Extracts from a graphics dataset:
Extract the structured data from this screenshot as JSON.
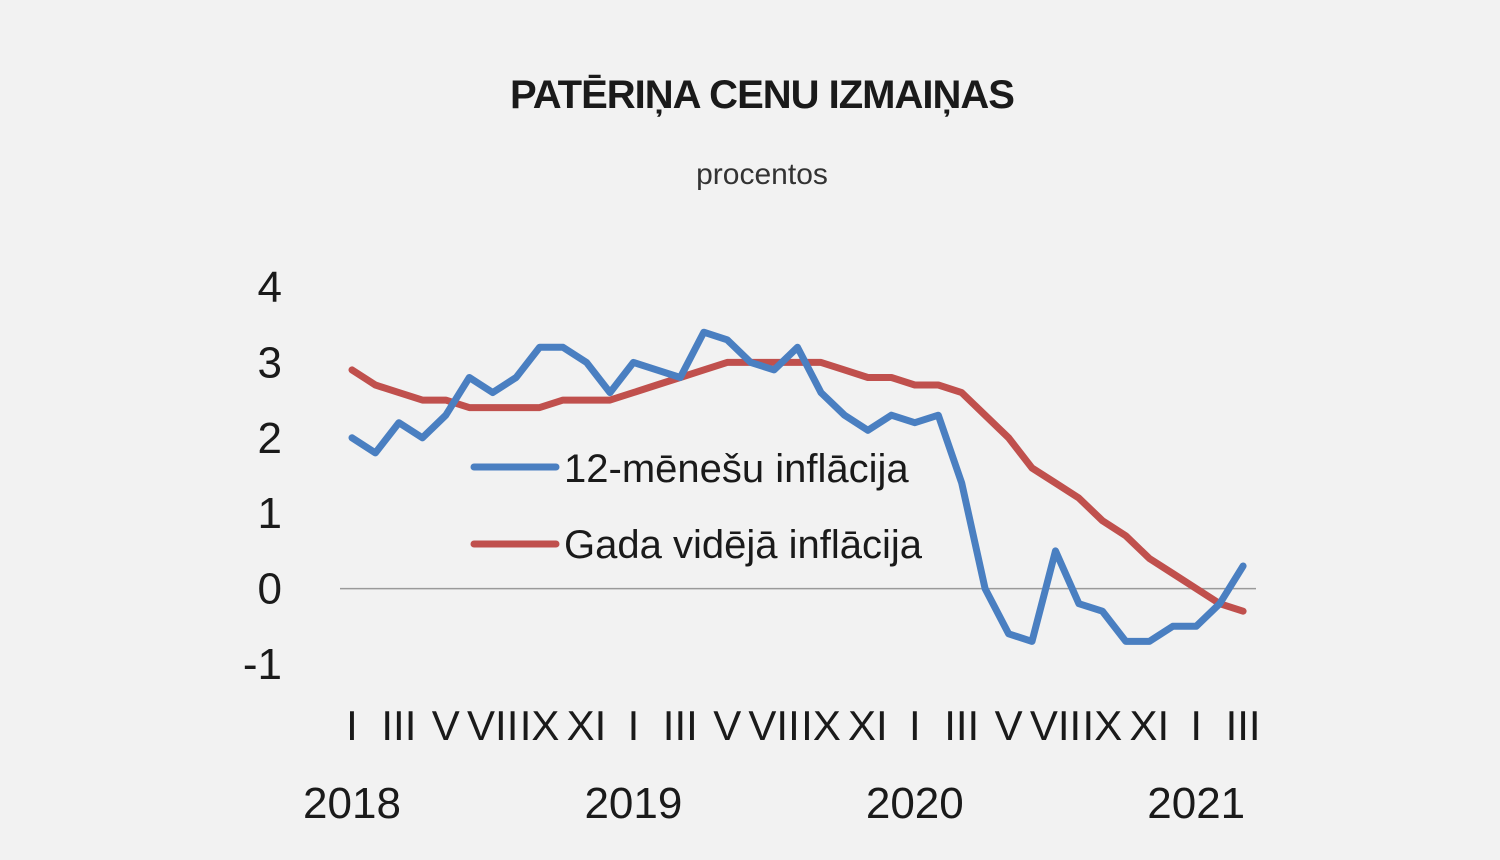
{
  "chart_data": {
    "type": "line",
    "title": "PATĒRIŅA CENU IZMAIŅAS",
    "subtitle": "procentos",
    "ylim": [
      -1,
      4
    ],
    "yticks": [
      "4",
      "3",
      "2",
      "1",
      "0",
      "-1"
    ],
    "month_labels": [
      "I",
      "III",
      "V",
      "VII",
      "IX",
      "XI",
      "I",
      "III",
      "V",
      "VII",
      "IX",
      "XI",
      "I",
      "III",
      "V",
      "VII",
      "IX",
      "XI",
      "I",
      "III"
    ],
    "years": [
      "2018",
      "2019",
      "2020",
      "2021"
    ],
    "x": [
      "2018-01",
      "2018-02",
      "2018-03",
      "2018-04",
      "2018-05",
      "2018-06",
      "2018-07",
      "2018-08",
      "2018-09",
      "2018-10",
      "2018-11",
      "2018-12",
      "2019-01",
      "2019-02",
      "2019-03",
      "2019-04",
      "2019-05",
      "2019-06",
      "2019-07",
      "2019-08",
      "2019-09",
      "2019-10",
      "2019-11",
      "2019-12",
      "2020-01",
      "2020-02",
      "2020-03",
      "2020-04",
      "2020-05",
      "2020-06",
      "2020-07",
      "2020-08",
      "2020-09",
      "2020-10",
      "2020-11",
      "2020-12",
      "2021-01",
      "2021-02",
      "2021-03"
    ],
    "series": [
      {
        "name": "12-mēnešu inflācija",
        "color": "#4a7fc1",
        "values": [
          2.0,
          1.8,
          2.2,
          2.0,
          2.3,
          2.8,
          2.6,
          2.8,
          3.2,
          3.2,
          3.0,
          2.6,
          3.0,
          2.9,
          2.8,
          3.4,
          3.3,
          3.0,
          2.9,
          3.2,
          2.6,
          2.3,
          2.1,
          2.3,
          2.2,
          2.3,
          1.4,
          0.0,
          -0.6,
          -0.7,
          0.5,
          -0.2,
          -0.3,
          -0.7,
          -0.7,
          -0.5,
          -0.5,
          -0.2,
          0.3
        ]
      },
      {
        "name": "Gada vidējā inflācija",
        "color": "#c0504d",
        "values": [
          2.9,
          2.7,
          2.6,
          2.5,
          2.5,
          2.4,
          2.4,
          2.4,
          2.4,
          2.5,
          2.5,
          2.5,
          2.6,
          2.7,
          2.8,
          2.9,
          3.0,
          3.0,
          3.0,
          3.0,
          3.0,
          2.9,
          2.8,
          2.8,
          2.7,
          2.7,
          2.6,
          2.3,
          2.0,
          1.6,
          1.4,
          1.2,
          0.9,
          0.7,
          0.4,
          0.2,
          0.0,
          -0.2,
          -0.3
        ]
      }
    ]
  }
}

--

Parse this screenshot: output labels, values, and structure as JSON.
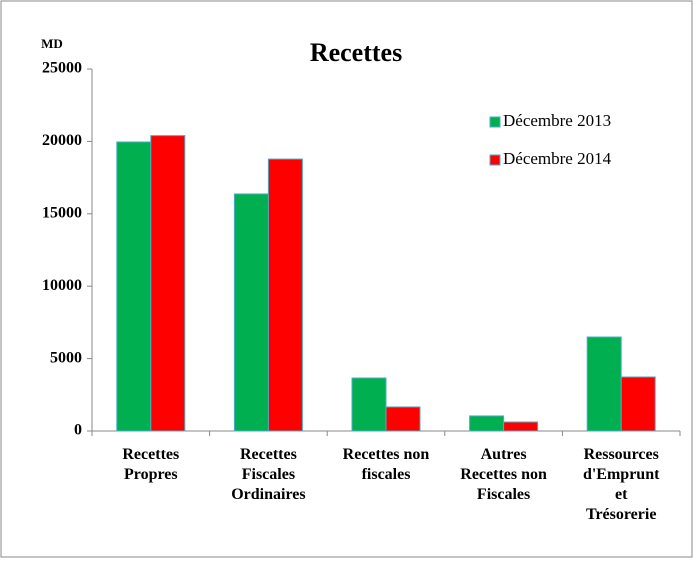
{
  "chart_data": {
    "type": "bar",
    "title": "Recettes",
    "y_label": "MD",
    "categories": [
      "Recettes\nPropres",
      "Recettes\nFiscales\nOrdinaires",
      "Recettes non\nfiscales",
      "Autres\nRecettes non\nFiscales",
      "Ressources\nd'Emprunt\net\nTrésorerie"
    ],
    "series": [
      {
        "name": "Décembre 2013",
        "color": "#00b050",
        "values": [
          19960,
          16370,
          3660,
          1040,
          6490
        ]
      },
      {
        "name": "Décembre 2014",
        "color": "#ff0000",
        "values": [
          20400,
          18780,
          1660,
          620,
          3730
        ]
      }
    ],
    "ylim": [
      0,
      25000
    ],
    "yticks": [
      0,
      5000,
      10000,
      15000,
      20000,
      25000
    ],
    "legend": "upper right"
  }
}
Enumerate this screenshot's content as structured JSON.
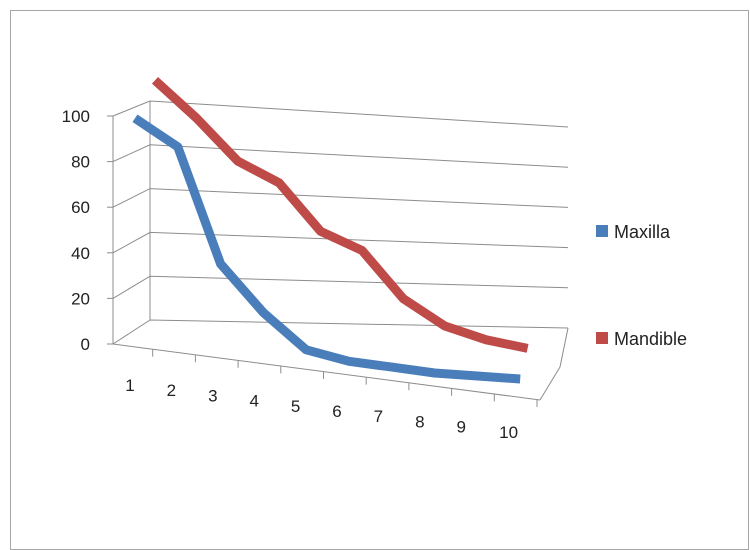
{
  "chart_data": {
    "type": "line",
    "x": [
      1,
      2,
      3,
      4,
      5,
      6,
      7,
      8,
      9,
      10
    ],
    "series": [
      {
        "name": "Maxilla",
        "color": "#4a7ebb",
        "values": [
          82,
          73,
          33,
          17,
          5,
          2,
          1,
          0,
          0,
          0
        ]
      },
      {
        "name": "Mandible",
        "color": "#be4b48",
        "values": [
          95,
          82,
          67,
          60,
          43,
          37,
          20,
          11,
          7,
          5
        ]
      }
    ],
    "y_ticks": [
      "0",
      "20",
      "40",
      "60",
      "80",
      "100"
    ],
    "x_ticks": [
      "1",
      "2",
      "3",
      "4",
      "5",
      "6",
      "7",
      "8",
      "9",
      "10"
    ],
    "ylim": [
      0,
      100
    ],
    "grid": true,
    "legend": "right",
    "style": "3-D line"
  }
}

▸ **WORK TO COMPLETE**: Read the data above and pull out each line that holds the string "inflācija".

▸ **OUTPUT BELOW**:
        "name": "12-mēnešu inflācija",
        "name": "Gada vidējā inflācija",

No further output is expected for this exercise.